Written problem ::
Reproduce every line of the material below, but drop the pictures.

======== Items

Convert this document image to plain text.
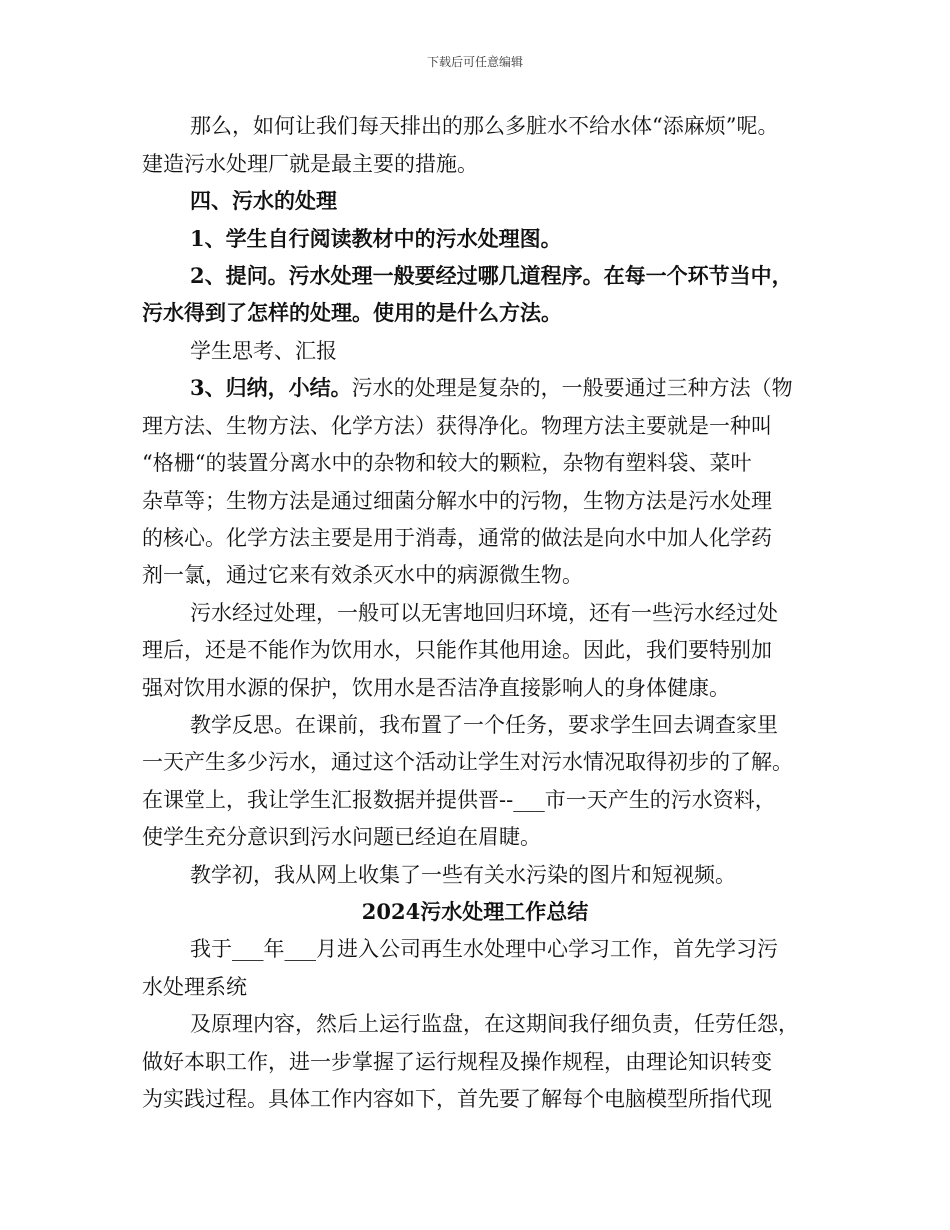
下载后可任意编辑
那么，如何让我们每天排出的那么多脏水不给水体“添麻烦”呢。
建造污水处理厂就是最主要的措施。
四、污水的处理
1、学生自行阅读教材中的污水处理图。
2、提问。污水处理一般要经过哪几道程序。在每一个环节当中，
污水得到了怎样的处理。使用的是什么方法。
学生思考、汇报
3、归纳，小结。污水的处理是复杂的，一般要通过三种方法（物
理方法、生物方法、化学方法）获得净化。物理方法主要就是一种叫
“格栅“的装置分离水中的杂物和较大的颗粒，杂物有塑料袋、菜叶
杂草等；生物方法是通过细菌分解水中的污物，生物方法是污水处理
的核心。化学方法主要是用于消毒，通常的做法是向水中加人化学药
剂一氯，通过它来有效杀灭水中的病源微生物。
污水经过处理，一般可以无害地回归环境，还有一些污水经过处
理后，还是不能作为饮用水，只能作其他用途。因此，我们要特别加
强对饮用水源的保护，饮用水是否洁净直接影响人的身体健康。
教学反思。在课前，我布置了一个任务，要求学生回去调查家里
一天产生多少污水，通过这个活动让学生对污水情况取得初步的了解。
在课堂上，我让学生汇报数据并提供晋--___市一天产生的污水资料，
使学生充分意识到污水问题已经迫在眉睫。
教学初，我从网上收集了一些有关水污染的图片和短视频。
2024污水处理工作总结
我于___年___月进入公司再生水处理中心学习工作，首先学习污
水处理系统
及原理内容，然后上运行监盘，在这期间我仔细负责，任劳任怨，
做好本职工作，进一步掌握了运行规程及操作规程，由理论知识转变
为实践过程。具体工作内容如下，首先要了解每个电脑模型所指代现
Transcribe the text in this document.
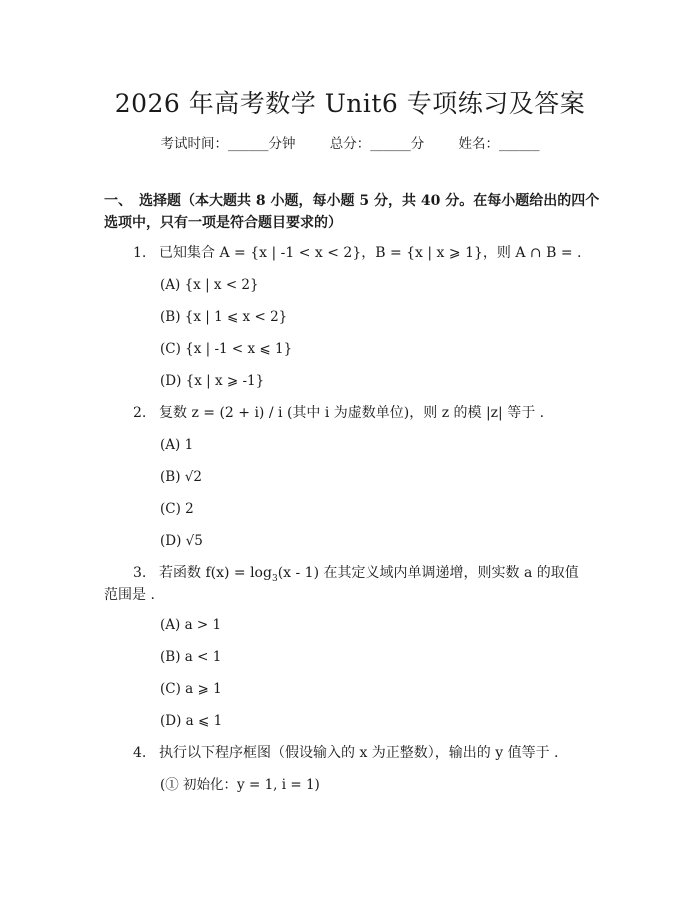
2026 年高考数学 Unit6 专项练习及答案
考试时间：______分钟	总分：______分	姓名：______
一、　选择题（本大题共 8 小题，每小题 5 分，共 40 分。在每小题给出的四个选项中，只有一项是符合题目要求的）
1. 已知集合 A = {x | -1 < x < 2}，B = {x | x ⩾ 1}，则 A ∩ B = .
(A) {x | x < 2}
(B) {x | 1 ⩽ x < 2}
(C) {x | -1 < x ⩽ 1}
(D) {x | x ⩾ -1}
2. 复数 z = (2 + i) / i (其中 i 为虚数单位)，则 z 的模 |z| 等于 .
(A) 1
(B) √2
(C) 2
(D) √5
3. 若函数 $f(x) = \log_3(x - 1)$ 在其定义域内单调递增，则实数 a 的取值
范围是 .
(A) a > 1
(B) a < 1
(C) a ⩾ 1
(D) a ⩽ 1
4. 执行以下程序框图（假设输入的 x 为正整数），输出的 y 值等于 .
(① 初始化：y = 1, i = 1)
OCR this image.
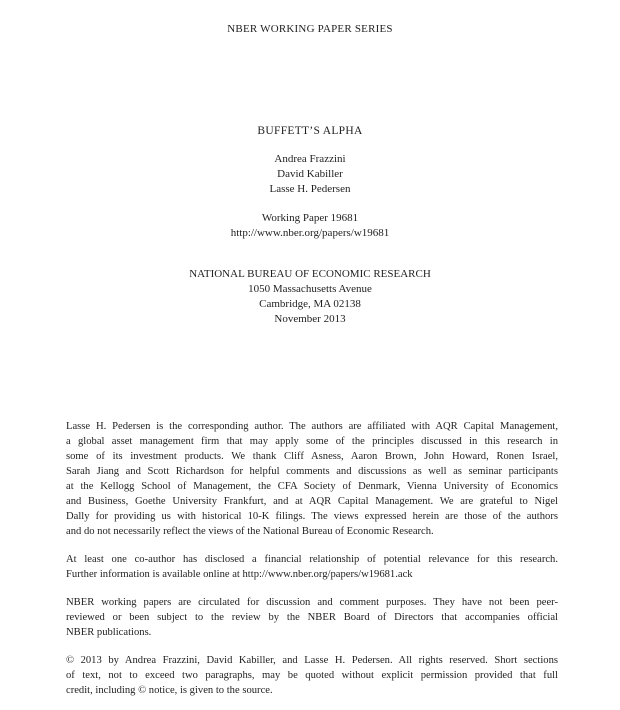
NBER WORKING PAPER SERIES
BUFFETT’S ALPHA
Andrea Frazzini
David Kabiller
Lasse H. Pedersen
Working Paper 19681
http://www.nber.org/papers/w19681
NATIONAL BUREAU OF ECONOMIC RESEARCH
1050 Massachusetts Avenue
Cambridge, MA 02138
November 2013
Lasse H. Pedersen is the corresponding author. The authors are affiliated with AQR Capital Management,
a global asset management firm that may apply some of the principles discussed in this research in
some of its investment products. We thank Cliff Asness, Aaron Brown, John Howard, Ronen Israel,
Sarah Jiang and Scott Richardson for helpful comments and discussions as well as seminar participants
at the Kellogg School of Management, the CFA Society of Denmark, Vienna University of Economics
and Business, Goethe University Frankfurt, and at AQR Capital Management. We are grateful to Nigel
Dally for providing us with historical 10-K filings. The views expressed herein are those of the authors
and do not necessarily reflect the views of the National Bureau of Economic Research.
At least one co-author has disclosed a financial relationship of potential relevance for this research.
Further information is available online at http://www.nber.org/papers/w19681.ack
NBER working papers are circulated for discussion and comment purposes. They have not been peer-
reviewed or been subject to the review by the NBER Board of Directors that accompanies official
NBER publications.
© 2013 by Andrea Frazzini, David Kabiller, and Lasse H. Pedersen. All rights reserved. Short sections
of text, not to exceed two paragraphs, may be quoted without explicit permission provided that full
credit, including © notice, is given to the source.
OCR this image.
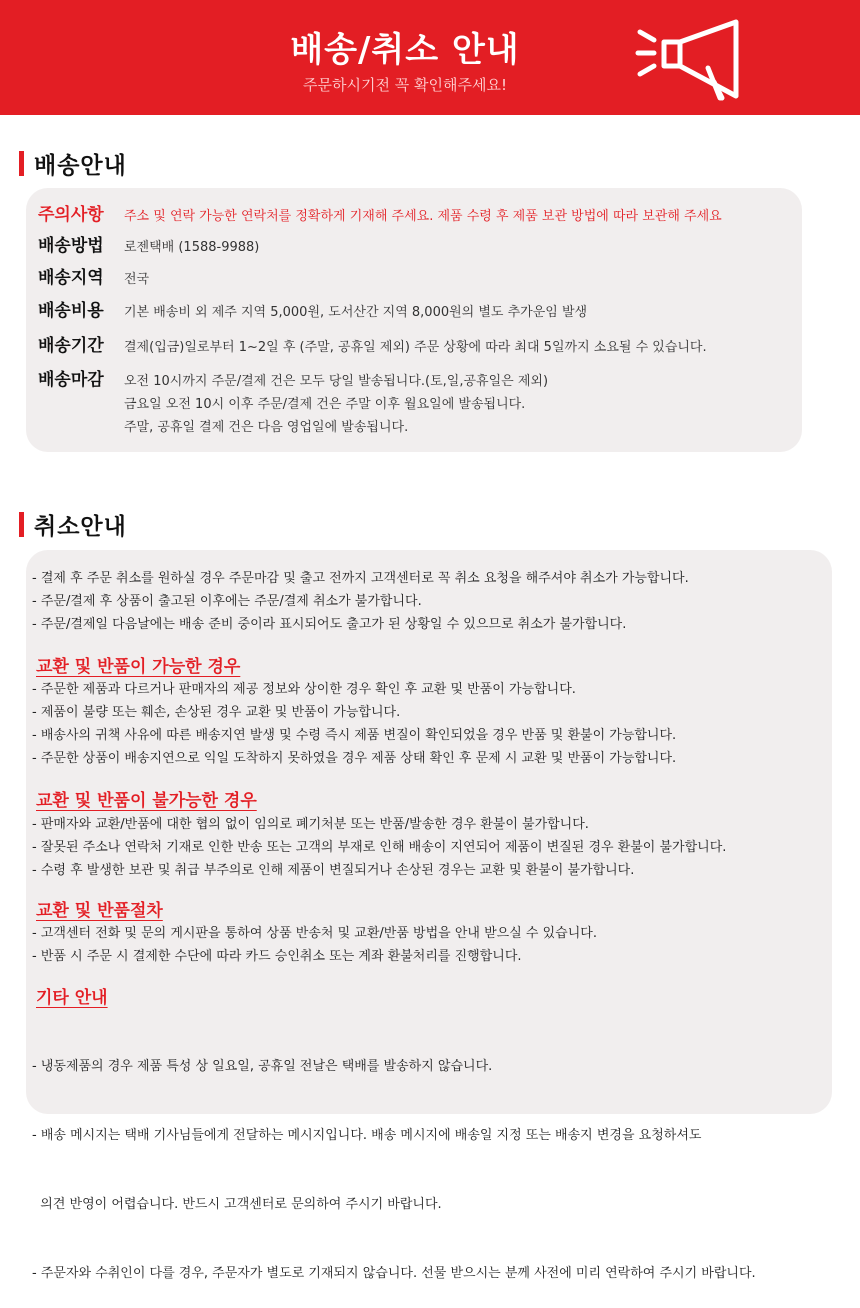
배송/취소 안내
주문하시기전 꼭 확인해주세요!
배송안내
주의사항	주소 및 연락 가능한 연락처를 정확하게 기재해 주세요. 제품 수령 후 제품 보관 방법에 따라 보관해 주세요
배송방법	로젠택배 (1588-9988)
배송지역	전국
배송비용	기본 배송비 외 제주 지역 5,000원, 도서산간 지역 8,000원의 별도 추가운임 발생
배송기간	결제(입금)일로부터 1~2일 후 (주말, 공휴일 제외) 주문 상황에 따라 최대 5일까지 소요될 수 있습니다.
배송마감	오전 10시까지 주문/결제 건은 모두 당일 발송됩니다.(토,일,공휴일은 제외)
금요일 오전 10시 이후 주문/결제 건은 주말 이후 월요일에 발송됩니다.
주말, 공휴일 결제 건은 다음 영업일에 발송됩니다.
취소안내
- 결제 후 주문 취소를 원하실 경우 주문마감 및 출고 전까지 고객센터로 꼭 취소 요청을 해주셔야 취소가 가능합니다.
- 주문/결제 후 상품이 출고된 이후에는 주문/결제 취소가 불가합니다.
- 주문/결제일 다음날에는 배송 준비 중이라 표시되어도 출고가 된 상황일 수 있으므로 취소가 불가합니다.
교환 및 반품이 가능한 경우
- 주문한 제품과 다르거나 판매자의 제공 정보와 상이한 경우 확인 후 교환 및 반품이 가능합니다.
- 제품이 불량 또는 훼손, 손상된 경우 교환 및 반품이 가능합니다.
- 배송사의 귀책 사유에 따른 배송지연 발생 및 수령 즉시 제품 변질이 확인되었을 경우 반품 및 환불이 가능합니다.
- 주문한 상품이 배송지연으로 익일 도착하지 못하였을 경우 제품 상태 확인 후 문제 시 교환 및 반품이 가능합니다.
교환 및 반품이 불가능한 경우
- 판매자와 교환/반품에 대한 협의 없이 임의로 폐기처분 또는 반품/발송한 경우 환불이 불가합니다.
- 잘못된 주소나 연락처 기재로 인한 반송 또는 고객의 부재로 인해 배송이 지연되어 제품이 변질된 경우 환불이 불가합니다.
- 수령 후 발생한 보관 및 취급 부주의로 인해 제품이 변질되거나 손상된 경우는 교환 및 환불이 불가합니다.
교환 및 반품절차
- 고객센터 전화 및 문의 게시판을 통하여 상품 반송처 및 교환/반품 방법을 안내 받으실 수 있습니다.
- 반품 시 주문 시 결제한 수단에 따라 카드 승인취소 또는 계좌 환불처리를 진행합니다.
기타 안내

- 냉동제품의 경우 제품 특성 상 일요일, 공휴일 전날은 택배를 발송하지 않습니다.

- 배송 메시지는 택배 기사님들에게 전달하는 메시지입니다. 배송 메시지에 배송일 지정 또는 배송지 변경을 요청하셔도

의견 반영이 어렵습니다. 반드시 고객센터로 문의하여 주시기 바랍니다.

- 주문자와 수취인이 다를 경우, 주문자가 별도로 기재되지 않습니다. 선물 받으시는 분께 사전에 미리 연락하여 주시기 바랍니다.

================

Task response ::
Convert this document image to plain text.
下载后可任意编辑
那么，如何让我们每天排出的那么多脏水不给水体“添麻烦”呢。
建造污水处理厂就是最主要的措施。
四、污水的处理
1、学生自行阅读教材中的污水处理图。
2、提问。污水处理一般要经过哪几道程序。在每一个环节当中，
污水得到了怎样的处理。使用的是什么方法。
学生思考、汇报
3、归纳，小结。污水的处理是复杂的，一般要通过三种方法（物
理方法、生物方法、化学方法）获得净化。物理方法主要就是一种叫
“格栅“的装置分离水中的杂物和较大的颗粒，杂物有塑料袋、菜叶
杂草等；生物方法是通过细菌分解水中的污物，生物方法是污水处理
的核心。化学方法主要是用于消毒，通常的做法是向水中加人化学药
剂一氯，通过它来有效杀灭水中的病源微生物。
污水经过处理，一般可以无害地回归环境，还有一些污水经过处
理后，还是不能作为饮用水，只能作其他用途。因此，我们要特别加
强对饮用水源的保护，饮用水是否洁净直接影响人的身体健康。
教学反思。在课前，我布置了一个任务，要求学生回去调查家里
一天产生多少污水，通过这个活动让学生对污水情况取得初步的了解。
在课堂上，我让学生汇报数据并提供晋--___市一天产生的污水资料，
使学生充分意识到污水问题已经迫在眉睫。
教学初，我从网上收集了一些有关水污染的图片和短视频。
2024污水处理工作总结
我于___年___月进入公司再生水处理中心学习工作，首先学习污
水处理系统
及原理内容，然后上运行监盘，在这期间我仔细负责，任劳任怨，
做好本职工作，进一步掌握了运行规程及操作规程，由理论知识转变
为实践过程。具体工作内容如下，首先要了解每个电脑模型所指代现
Transcribe the text in this document.
2026 年高考数学 Unit6 专项练习及答案
考试时间：______分钟	总分：______分	姓名：______
一、　选择题（本大题共 8 小题，每小题 5 分，共 40 分。在每小题给出的四个选项中，只有一项是符合题目要求的）
1. 已知集合 A = {x | -1 < x < 2}，B = {x | x ⩾ 1}，则 A ∩ B = .
(A) {x | x < 2}
(B) {x | 1 ⩽ x < 2}
(C) {x | -1 < x ⩽ 1}
(D) {x | x ⩾ -1}
2. 复数 z = (2 + i) / i (其中 i 为虚数单位)，则 z 的模 |z| 等于 .
(A) 1
(B) √2
(C) 2
(D) √5
3. 若函数 $f(x) = \log_3(x - 1)$ 在其定义域内单调递增，则实数 a 的取值
范围是 .
(A) a > 1
(B) a < 1
(C) a ⩾ 1
(D) a ⩽ 1
4. 执行以下程序框图（假设输入的 x 为正整数），输出的 y 值等于 .
(① 初始化：y = 1, i = 1)
OCR this image.
NBER WORKING PAPER SERIES
BUFFETT’S ALPHA
Andrea Frazzini
David Kabiller
Lasse H. Pedersen
Working Paper 19681
http://www.nber.org/papers/w19681
NATIONAL BUREAU OF ECONOMIC RESEARCH
1050 Massachusetts Avenue
Cambridge, MA 02138
November 2013
Lasse H. Pedersen is the corresponding author. The authors are affiliated with AQR Capital Management,
a global asset management firm that may apply some of the principles discussed in this research in
some of its investment products. We thank Cliff Asness, Aaron Brown, John Howard, Ronen Israel,
Sarah Jiang and Scott Richardson for helpful comments and discussions as well as seminar participants
at the Kellogg School of Management, the CFA Society of Denmark, Vienna University of Economics
and Business, Goethe University Frankfurt, and at AQR Capital Management. We are grateful to Nigel
Dally for providing us with historical 10-K filings. The views expressed herein are those of the authors
and do not necessarily reflect the views of the National Bureau of Economic Research.
At least one co-author has disclosed a financial relationship of potential relevance for this research.
Further information is available online at http://www.nber.org/papers/w19681.ack
NBER working papers are circulated for discussion and comment purposes. They have not been peer-
reviewed or been subject to the review by the NBER Board of Directors that accompanies official
NBER publications.
© 2013 by Andrea Frazzini, David Kabiller, and Lasse H. Pedersen. All rights reserved. Short sections
of text, not to exceed two paragraphs, may be quoted without explicit permission provided that full
credit, including © notice, is given to the source.
OCR this image.
배송/취소 안내
주문하시기전 꼭 확인해주세요!
배송안내
주의사항	주소 및 연락 가능한 연락처를 정확하게 기재해 주세요. 제품 수령 후 제품 보관 방법에 따라 보관해 주세요
배송방법	로젠택배 (1588-9988)
배송지역	전국
배송비용	기본 배송비 외 제주 지역 5,000원, 도서산간 지역 8,000원의 별도 추가운임 발생
배송기간	결제(입금)일로부터 1~2일 후 (주말, 공휴일 제외) 주문 상황에 따라 최대 5일까지 소요될 수 있습니다.
배송마감	오전 10시까지 주문/결제 건은 모두 당일 발송됩니다.(토,일,공휴일은 제외)
금요일 오전 10시 이후 주문/결제 건은 주말 이후 월요일에 발송됩니다.
주말, 공휴일 결제 건은 다음 영업일에 발송됩니다.
취소안내
- 결제 후 주문 취소를 원하실 경우 주문마감 및 출고 전까지 고객센터로 꼭 취소 요청을 해주셔야 취소가 가능합니다.
- 주문/결제 후 상품이 출고된 이후에는 주문/결제 취소가 불가합니다.
- 주문/결제일 다음날에는 배송 준비 중이라 표시되어도 출고가 된 상황일 수 있으므로 취소가 불가합니다.
교환 및 반품이 가능한 경우
- 주문한 제품과 다르거나 판매자의 제공 정보와 상이한 경우 확인 후 교환 및 반품이 가능합니다.
- 제품이 불량 또는 훼손, 손상된 경우 교환 및 반품이 가능합니다.
- 배송사의 귀책 사유에 따른 배송지연 발생 및 수령 즉시 제품 변질이 확인되었을 경우 반품 및 환불이 가능합니다.
- 주문한 상품이 배송지연으로 익일 도착하지 못하였을 경우 제품 상태 확인 후 문제 시 교환 및 반품이 가능합니다.
교환 및 반품이 불가능한 경우
- 판매자와 교환/반품에 대한 협의 없이 임의로 폐기처분 또는 반품/발송한 경우 환불이 불가합니다.
- 잘못된 주소나 연락처 기재로 인한 반송 또는 고객의 부재로 인해 배송이 지연되어 제품이 변질된 경우 환불이 불가합니다.
- 수령 후 발생한 보관 및 취급 부주의로 인해 제품이 변질되거나 손상된 경우는 교환 및 환불이 불가합니다.
교환 및 반품절차
- 고객센터 전화 및 문의 게시판을 통하여 상품 반송처 및 교환/반품 방법을 안내 받으실 수 있습니다.
- 반품 시 주문 시 결제한 수단에 따라 카드 승인취소 또는 계좌 환불처리를 진행합니다.
기타 안내

- 냉동제품의 경우 제품 특성 상 일요일, 공휴일 전날은 택배를 발송하지 않습니다.

- 배송 메시지는 택배 기사님들에게 전달하는 메시지입니다. 배송 메시지에 배송일 지정 또는 배송지 변경을 요청하셔도

의견 반영이 어렵습니다. 반드시 고객센터로 문의하여 주시기 바랍니다.

- 주문자와 수취인이 다를 경우, 주문자가 별도로 기재되지 않습니다. 선물 받으시는 분께 사전에 미리 연락하여 주시기 바랍니다.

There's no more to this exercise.